§ **PROMPT**: Please retype the data in full and exactly; the pictures are not part of the copy.

--- START OF THE INPUT ---

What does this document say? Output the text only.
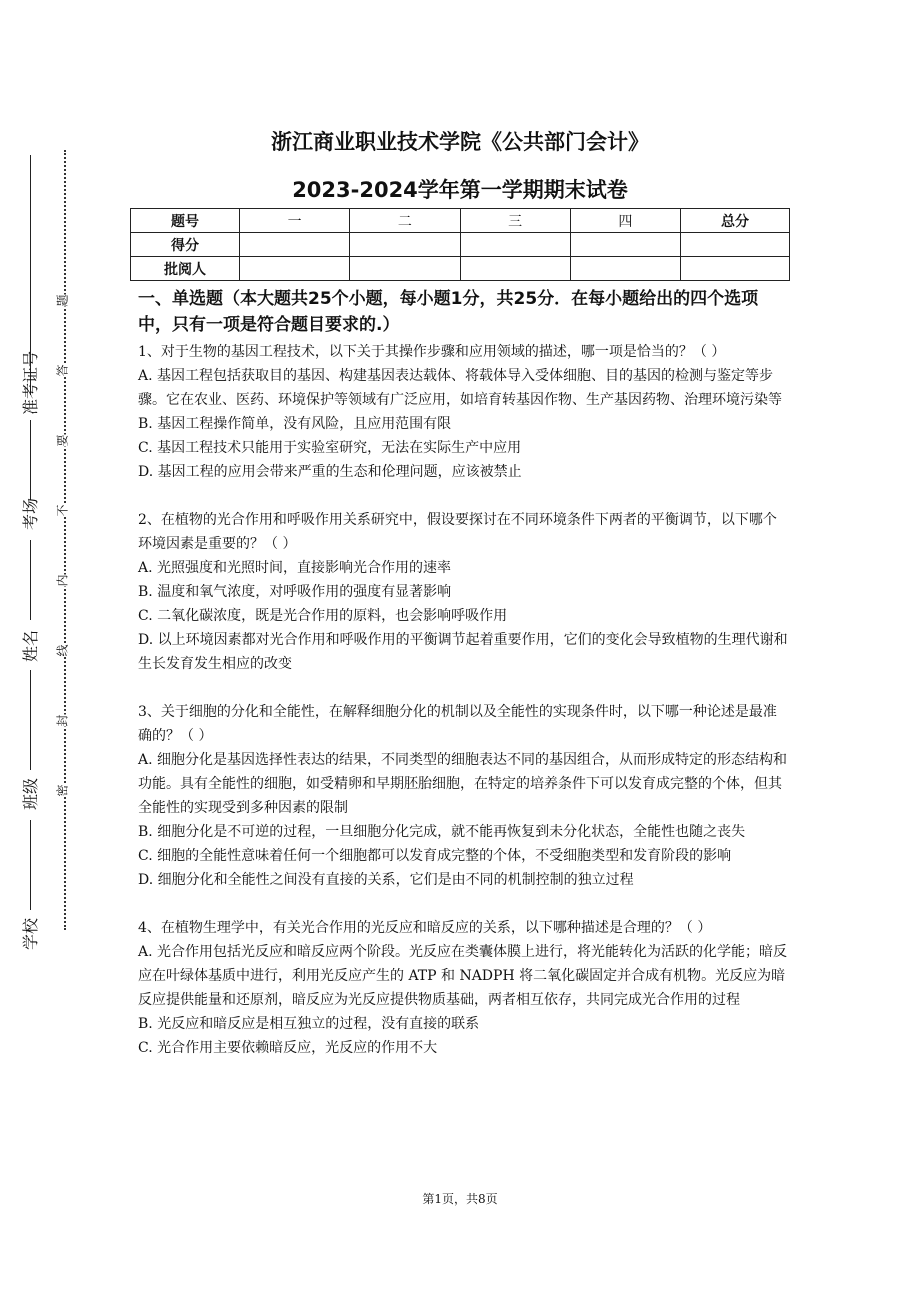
准考证号
考场
姓名
班级
学校
题
答
要
不
内
线
封
密
浙江商业职业技术学院《公共部门会计》
2023-2024学年第一学期期末试卷
题号	一	二	三	四	总分
得分					
批阅人					

一、单选题（本大题共25个小题，每小题1分，共25分．在每小题给出的四个选项中，只有一项是符合题目要求的.）

1、对于生物的基因工程技术，以下关于其操作步骤和应用领域的描述，哪一项是恰当的？（ ）

A. 基因工程包括获取目的基因、构建基因表达载体、将载体导入受体细胞、目的基因的检测与鉴定等步骤。它在农业、医药、环境保护等领域有广泛应用，如培育转基因作物、生产基因药物、治理环境污染等

B. 基因工程操作简单，没有风险，且应用范围有限

C. 基因工程技术只能用于实验室研究，无法在实际生产中应用

D. 基因工程的应用会带来严重的生态和伦理问题，应该被禁止

2、在植物的光合作用和呼吸作用关系研究中，假设要探讨在不同环境条件下两者的平衡调节，以下哪个环境因素是重要的？（ ）

A. 光照强度和光照时间，直接影响光合作用的速率

B. 温度和氧气浓度，对呼吸作用的强度有显著影响

C. 二氧化碳浓度，既是光合作用的原料，也会影响呼吸作用

D. 以上环境因素都对光合作用和呼吸作用的平衡调节起着重要作用，它们的变化会导致植物的生理代谢和生长发育发生相应的改变

3、关于细胞的分化和全能性，在解释细胞分化的机制以及全能性的实现条件时，以下哪一种论述是最准确的？（ ）

A. 细胞分化是基因选择性表达的结果，不同类型的细胞表达不同的基因组合，从而形成特定的形态结构和功能。具有全能性的细胞，如受精卵和早期胚胎细胞，在特定的培养条件下可以发育成完整的个体，但其全能性的实现受到多种因素的限制

B. 细胞分化是不可逆的过程，一旦细胞分化完成，就不能再恢复到未分化状态，全能性也随之丧失

C. 细胞的全能性意味着任何一个细胞都可以发育成完整的个体，不受细胞类型和发育阶段的影响

D. 细胞分化和全能性之间没有直接的关系，它们是由不同的机制控制的独立过程

4、在植物生理学中，有关光合作用的光反应和暗反应的关系，以下哪种描述是合理的？（ ）

A. 光合作用包括光反应和暗反应两个阶段。光反应在类囊体膜上进行，将光能转化为活跃的化学能；暗反应在叶绿体基质中进行，利用光反应产生的 ATP 和 NADPH 将二氧化碳固定并合成有机物。光反应为暗反应提供能量和还原剂，暗反应为光反应提供物质基础，两者相互依存，共同完成光合作用的过程

B. 光反应和暗反应是相互独立的过程，没有直接的联系

C. 光合作用主要依赖暗反应，光反应的作用不大

第1页，共8页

--- END OF THE INPUT ---

§ **THE COMPLETED TASK**:
What does this document say? Output the text only.
准考证号
考场
姓名
班级
学校
题
答
要
不
内
线
封
密
浙江商业职业技术学院《公共部门会计》
2023-2024学年第一学期期末试卷
题号	一	二	三	四	总分
得分					
批阅人					

一、单选题（本大题共25个小题，每小题1分，共25分．在每小题给出的四个选项中，只有一项是符合题目要求的.）

1、对于生物的基因工程技术，以下关于其操作步骤和应用领域的描述，哪一项是恰当的？（ ）

A. 基因工程包括获取目的基因、构建基因表达载体、将载体导入受体细胞、目的基因的检测与鉴定等步骤。它在农业、医药、环境保护等领域有广泛应用，如培育转基因作物、生产基因药物、治理环境污染等

B. 基因工程操作简单，没有风险，且应用范围有限

C. 基因工程技术只能用于实验室研究，无法在实际生产中应用

D. 基因工程的应用会带来严重的生态和伦理问题，应该被禁止

2、在植物的光合作用和呼吸作用关系研究中，假设要探讨在不同环境条件下两者的平衡调节，以下哪个环境因素是重要的？（ ）

A. 光照强度和光照时间，直接影响光合作用的速率

B. 温度和氧气浓度，对呼吸作用的强度有显著影响

C. 二氧化碳浓度，既是光合作用的原料，也会影响呼吸作用

D. 以上环境因素都对光合作用和呼吸作用的平衡调节起着重要作用，它们的变化会导致植物的生理代谢和生长发育发生相应的改变

3、关于细胞的分化和全能性，在解释细胞分化的机制以及全能性的实现条件时，以下哪一种论述是最准确的？（ ）

A. 细胞分化是基因选择性表达的结果，不同类型的细胞表达不同的基因组合，从而形成特定的形态结构和功能。具有全能性的细胞，如受精卵和早期胚胎细胞，在特定的培养条件下可以发育成完整的个体，但其全能性的实现受到多种因素的限制

B. 细胞分化是不可逆的过程，一旦细胞分化完成，就不能再恢复到未分化状态，全能性也随之丧失

C. 细胞的全能性意味着任何一个细胞都可以发育成完整的个体，不受细胞类型和发育阶段的影响

D. 细胞分化和全能性之间没有直接的关系，它们是由不同的机制控制的独立过程

4、在植物生理学中，有关光合作用的光反应和暗反应的关系，以下哪种描述是合理的？（ ）

A. 光合作用包括光反应和暗反应两个阶段。光反应在类囊体膜上进行，将光能转化为活跃的化学能；暗反应在叶绿体基质中进行，利用光反应产生的 ATP 和 NADPH 将二氧化碳固定并合成有机物。光反应为暗反应提供能量和还原剂，暗反应为光反应提供物质基础，两者相互依存，共同完成光合作用的过程

B. 光反应和暗反应是相互独立的过程，没有直接的联系

C. 光合作用主要依赖暗反应，光反应的作用不大

第1页，共8页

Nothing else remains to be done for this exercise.